• WRITTEN EXERCISE: Restate each line word for word. Leave out every picture.
========
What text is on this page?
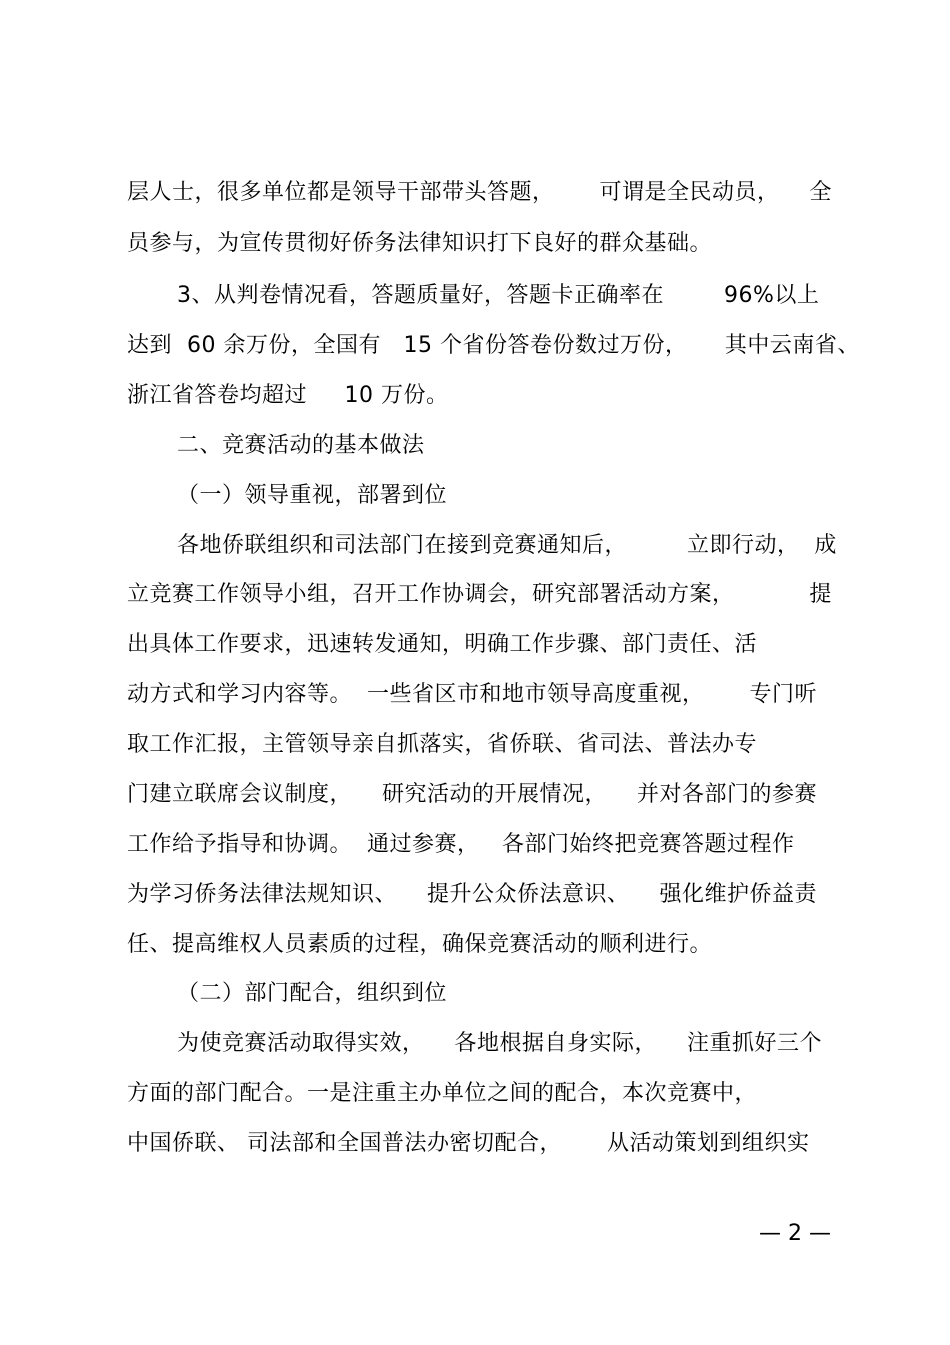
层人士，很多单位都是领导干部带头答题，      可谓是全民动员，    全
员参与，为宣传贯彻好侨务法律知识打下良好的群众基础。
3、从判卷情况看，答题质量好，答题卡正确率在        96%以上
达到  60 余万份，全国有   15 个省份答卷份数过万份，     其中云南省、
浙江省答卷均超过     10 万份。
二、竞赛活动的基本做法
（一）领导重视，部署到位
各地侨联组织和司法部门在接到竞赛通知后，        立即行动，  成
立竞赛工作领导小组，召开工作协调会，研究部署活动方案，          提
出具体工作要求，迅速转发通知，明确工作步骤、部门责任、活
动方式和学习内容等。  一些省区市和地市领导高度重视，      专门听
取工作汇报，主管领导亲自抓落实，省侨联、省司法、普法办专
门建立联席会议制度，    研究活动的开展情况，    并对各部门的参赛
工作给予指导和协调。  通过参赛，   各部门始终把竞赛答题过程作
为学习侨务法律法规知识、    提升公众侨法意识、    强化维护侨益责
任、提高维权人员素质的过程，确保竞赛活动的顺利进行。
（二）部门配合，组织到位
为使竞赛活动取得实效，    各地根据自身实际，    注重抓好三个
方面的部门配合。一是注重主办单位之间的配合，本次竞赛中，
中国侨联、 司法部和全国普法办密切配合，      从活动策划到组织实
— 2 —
========
• THE COMPLETED TASK:
What text is on this page?
层人士，很多单位都是领导干部带头答题，      可谓是全民动员，    全
员参与，为宣传贯彻好侨务法律知识打下良好的群众基础。
3、从判卷情况看，答题质量好，答题卡正确率在        96%以上
达到  60 余万份，全国有   15 个省份答卷份数过万份，     其中云南省、
浙江省答卷均超过     10 万份。
二、竞赛活动的基本做法
（一）领导重视，部署到位
各地侨联组织和司法部门在接到竞赛通知后，        立即行动，  成
立竞赛工作领导小组，召开工作协调会，研究部署活动方案，          提
出具体工作要求，迅速转发通知，明确工作步骤、部门责任、活
动方式和学习内容等。  一些省区市和地市领导高度重视，      专门听
取工作汇报，主管领导亲自抓落实，省侨联、省司法、普法办专
门建立联席会议制度，    研究活动的开展情况，    并对各部门的参赛
工作给予指导和协调。  通过参赛，   各部门始终把竞赛答题过程作
为学习侨务法律法规知识、    提升公众侨法意识、    强化维护侨益责
任、提高维权人员素质的过程，确保竞赛活动的顺利进行。
（二）部门配合，组织到位
为使竞赛活动取得实效，    各地根据自身实际，    注重抓好三个
方面的部门配合。一是注重主办单位之间的配合，本次竞赛中，
中国侨联、 司法部和全国普法办密切配合，      从活动策划到组织实
— 2 —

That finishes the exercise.